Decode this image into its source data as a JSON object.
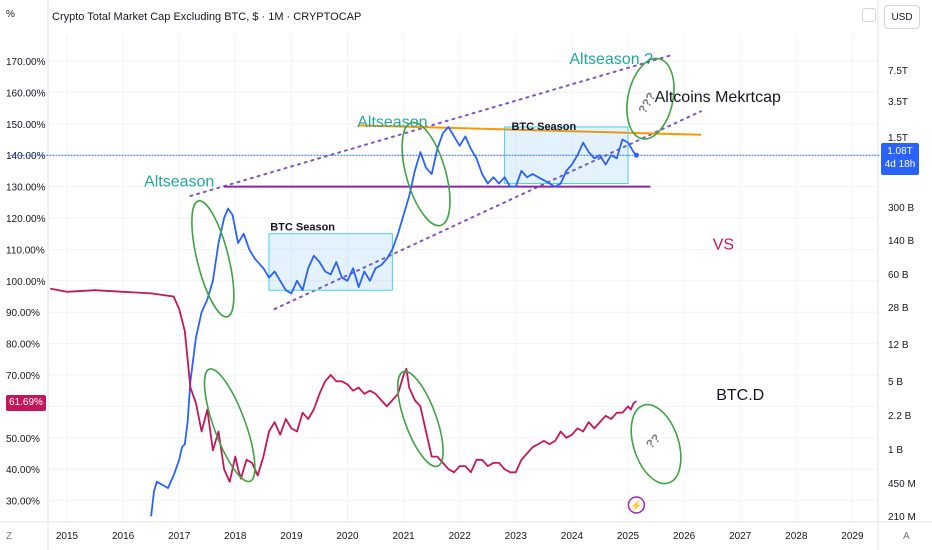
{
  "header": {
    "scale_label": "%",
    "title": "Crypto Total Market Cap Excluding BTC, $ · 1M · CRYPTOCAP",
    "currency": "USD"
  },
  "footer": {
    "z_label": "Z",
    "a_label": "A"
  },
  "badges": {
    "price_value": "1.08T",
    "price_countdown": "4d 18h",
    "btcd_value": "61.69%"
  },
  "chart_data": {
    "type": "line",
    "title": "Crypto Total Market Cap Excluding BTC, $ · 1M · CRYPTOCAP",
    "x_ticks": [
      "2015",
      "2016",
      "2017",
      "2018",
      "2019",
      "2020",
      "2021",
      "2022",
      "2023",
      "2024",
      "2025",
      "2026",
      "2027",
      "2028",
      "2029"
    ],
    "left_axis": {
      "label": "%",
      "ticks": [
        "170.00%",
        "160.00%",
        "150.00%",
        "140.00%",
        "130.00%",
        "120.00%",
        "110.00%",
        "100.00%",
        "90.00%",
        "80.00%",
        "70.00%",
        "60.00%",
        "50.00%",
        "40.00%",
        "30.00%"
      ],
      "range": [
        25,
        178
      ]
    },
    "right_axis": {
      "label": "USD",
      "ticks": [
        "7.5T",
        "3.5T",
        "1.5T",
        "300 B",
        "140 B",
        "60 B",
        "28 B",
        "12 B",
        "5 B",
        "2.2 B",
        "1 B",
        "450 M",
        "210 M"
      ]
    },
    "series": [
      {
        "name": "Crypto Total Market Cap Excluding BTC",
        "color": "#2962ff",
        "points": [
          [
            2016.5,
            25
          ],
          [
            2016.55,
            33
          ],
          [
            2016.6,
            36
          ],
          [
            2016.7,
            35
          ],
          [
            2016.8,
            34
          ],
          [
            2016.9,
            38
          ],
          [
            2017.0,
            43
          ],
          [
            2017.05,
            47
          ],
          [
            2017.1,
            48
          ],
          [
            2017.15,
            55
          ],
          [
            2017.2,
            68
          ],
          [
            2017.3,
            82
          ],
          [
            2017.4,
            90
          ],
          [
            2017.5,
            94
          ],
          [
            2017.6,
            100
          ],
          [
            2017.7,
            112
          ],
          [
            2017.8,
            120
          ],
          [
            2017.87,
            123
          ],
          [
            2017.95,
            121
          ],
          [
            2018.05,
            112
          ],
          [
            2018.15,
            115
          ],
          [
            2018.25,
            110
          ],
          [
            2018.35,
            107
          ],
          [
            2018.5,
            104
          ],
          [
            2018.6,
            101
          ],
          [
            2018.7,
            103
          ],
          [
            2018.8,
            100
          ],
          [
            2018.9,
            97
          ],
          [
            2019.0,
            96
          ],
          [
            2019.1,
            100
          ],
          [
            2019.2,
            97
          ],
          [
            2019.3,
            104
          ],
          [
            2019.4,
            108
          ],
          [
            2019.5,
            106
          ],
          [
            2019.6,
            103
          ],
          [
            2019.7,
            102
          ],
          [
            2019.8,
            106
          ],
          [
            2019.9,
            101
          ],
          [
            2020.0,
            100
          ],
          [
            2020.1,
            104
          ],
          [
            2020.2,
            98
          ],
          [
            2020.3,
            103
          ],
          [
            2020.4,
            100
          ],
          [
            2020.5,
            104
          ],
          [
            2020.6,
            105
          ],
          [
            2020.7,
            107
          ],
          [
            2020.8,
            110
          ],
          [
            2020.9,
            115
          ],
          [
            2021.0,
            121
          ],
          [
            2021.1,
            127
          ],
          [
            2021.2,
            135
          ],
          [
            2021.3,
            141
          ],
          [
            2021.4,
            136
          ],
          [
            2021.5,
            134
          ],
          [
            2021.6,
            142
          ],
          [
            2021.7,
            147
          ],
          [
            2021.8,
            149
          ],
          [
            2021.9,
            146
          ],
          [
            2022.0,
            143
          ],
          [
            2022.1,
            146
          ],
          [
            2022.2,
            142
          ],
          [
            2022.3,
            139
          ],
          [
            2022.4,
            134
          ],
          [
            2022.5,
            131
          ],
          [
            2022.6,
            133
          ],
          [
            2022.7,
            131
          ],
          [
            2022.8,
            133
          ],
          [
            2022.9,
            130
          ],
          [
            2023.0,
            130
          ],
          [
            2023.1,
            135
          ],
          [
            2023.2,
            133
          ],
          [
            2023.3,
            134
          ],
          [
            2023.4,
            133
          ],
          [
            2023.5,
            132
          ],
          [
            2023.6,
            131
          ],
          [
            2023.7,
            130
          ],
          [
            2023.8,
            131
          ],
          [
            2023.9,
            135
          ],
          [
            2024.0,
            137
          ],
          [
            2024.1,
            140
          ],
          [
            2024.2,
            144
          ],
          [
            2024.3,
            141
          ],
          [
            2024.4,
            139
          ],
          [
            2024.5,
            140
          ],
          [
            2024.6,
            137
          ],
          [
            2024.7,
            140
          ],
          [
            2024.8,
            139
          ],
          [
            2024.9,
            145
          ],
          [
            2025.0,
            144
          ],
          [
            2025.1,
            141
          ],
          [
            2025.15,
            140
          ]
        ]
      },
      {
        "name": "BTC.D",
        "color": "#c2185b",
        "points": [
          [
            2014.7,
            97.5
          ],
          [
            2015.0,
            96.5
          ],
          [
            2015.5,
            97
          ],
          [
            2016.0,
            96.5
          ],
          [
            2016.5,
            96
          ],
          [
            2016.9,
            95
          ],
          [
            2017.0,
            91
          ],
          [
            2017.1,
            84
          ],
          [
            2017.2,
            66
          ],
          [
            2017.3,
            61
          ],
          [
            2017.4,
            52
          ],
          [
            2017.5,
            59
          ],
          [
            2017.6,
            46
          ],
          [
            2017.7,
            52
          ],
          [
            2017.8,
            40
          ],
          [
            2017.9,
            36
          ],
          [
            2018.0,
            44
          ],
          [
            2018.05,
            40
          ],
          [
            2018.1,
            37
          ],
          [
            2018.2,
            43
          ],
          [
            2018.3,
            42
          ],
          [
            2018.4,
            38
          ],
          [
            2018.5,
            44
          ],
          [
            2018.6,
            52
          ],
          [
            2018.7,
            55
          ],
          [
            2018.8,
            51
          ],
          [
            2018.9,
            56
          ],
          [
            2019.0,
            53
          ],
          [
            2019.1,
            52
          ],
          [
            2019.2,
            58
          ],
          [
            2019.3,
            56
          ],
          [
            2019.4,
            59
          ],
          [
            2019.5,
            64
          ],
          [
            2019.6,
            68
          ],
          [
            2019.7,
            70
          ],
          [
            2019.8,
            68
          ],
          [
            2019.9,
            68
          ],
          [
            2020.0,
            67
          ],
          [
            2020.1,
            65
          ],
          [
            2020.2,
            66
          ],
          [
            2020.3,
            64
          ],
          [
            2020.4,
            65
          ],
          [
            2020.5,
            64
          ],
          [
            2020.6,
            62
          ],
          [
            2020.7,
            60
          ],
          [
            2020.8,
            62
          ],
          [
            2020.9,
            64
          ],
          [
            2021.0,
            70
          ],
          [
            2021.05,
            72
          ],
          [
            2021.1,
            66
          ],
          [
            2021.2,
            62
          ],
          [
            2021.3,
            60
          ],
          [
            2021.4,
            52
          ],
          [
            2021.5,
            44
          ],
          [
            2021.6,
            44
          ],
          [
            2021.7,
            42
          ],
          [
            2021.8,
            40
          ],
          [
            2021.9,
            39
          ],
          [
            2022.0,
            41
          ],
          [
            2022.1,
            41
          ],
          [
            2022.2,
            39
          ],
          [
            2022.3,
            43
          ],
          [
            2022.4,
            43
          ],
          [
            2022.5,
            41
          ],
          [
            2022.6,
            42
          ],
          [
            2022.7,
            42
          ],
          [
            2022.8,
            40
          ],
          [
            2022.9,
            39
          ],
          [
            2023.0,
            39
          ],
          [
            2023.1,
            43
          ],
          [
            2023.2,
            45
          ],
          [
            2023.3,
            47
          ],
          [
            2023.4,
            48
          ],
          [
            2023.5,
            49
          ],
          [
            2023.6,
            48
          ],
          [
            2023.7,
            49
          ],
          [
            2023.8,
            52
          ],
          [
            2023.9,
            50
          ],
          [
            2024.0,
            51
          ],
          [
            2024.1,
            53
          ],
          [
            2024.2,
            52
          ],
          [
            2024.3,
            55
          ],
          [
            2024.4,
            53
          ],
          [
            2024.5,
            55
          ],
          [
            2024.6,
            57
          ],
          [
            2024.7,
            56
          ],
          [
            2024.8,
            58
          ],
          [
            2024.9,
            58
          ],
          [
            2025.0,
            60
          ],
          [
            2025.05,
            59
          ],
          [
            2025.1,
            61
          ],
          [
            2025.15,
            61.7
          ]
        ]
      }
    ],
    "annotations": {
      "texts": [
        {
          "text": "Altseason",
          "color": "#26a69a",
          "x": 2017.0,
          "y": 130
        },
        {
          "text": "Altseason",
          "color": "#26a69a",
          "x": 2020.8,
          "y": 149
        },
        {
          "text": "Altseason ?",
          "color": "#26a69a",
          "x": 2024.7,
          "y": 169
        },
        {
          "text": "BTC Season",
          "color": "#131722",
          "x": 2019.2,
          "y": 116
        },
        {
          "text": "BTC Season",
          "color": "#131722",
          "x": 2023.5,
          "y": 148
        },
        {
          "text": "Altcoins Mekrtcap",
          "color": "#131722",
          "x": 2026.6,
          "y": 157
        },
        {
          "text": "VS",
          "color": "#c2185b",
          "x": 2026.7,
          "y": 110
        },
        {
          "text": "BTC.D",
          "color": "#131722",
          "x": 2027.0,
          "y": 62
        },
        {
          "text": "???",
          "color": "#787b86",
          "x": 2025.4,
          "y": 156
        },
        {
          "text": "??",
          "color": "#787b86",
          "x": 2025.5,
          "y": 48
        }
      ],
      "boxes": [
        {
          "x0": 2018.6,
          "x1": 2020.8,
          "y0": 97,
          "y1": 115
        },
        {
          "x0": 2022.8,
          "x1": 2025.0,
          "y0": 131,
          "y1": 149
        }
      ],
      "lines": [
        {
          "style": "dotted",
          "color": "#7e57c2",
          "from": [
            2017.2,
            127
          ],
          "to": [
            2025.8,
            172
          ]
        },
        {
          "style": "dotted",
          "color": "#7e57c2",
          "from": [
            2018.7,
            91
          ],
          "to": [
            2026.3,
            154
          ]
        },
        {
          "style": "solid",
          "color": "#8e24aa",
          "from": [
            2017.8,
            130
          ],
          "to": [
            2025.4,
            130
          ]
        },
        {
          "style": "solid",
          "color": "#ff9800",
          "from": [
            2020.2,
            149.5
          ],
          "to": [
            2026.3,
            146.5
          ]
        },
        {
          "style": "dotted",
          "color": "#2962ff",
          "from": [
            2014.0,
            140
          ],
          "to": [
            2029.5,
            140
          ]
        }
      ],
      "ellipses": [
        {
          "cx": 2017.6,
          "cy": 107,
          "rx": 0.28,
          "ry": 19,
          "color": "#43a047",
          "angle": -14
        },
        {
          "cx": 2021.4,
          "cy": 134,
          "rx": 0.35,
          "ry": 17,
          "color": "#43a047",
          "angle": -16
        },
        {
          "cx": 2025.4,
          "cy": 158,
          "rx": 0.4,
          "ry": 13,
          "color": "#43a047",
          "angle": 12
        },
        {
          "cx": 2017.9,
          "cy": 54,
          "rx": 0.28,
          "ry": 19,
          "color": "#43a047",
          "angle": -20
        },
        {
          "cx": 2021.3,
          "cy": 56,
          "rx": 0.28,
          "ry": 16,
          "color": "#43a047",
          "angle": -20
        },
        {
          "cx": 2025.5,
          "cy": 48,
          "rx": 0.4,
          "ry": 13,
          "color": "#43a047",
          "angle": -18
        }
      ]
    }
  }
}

REQUEST: In the entries above, how many lines hold the word "name"? State the number and nothing else.

SOLUTION: 2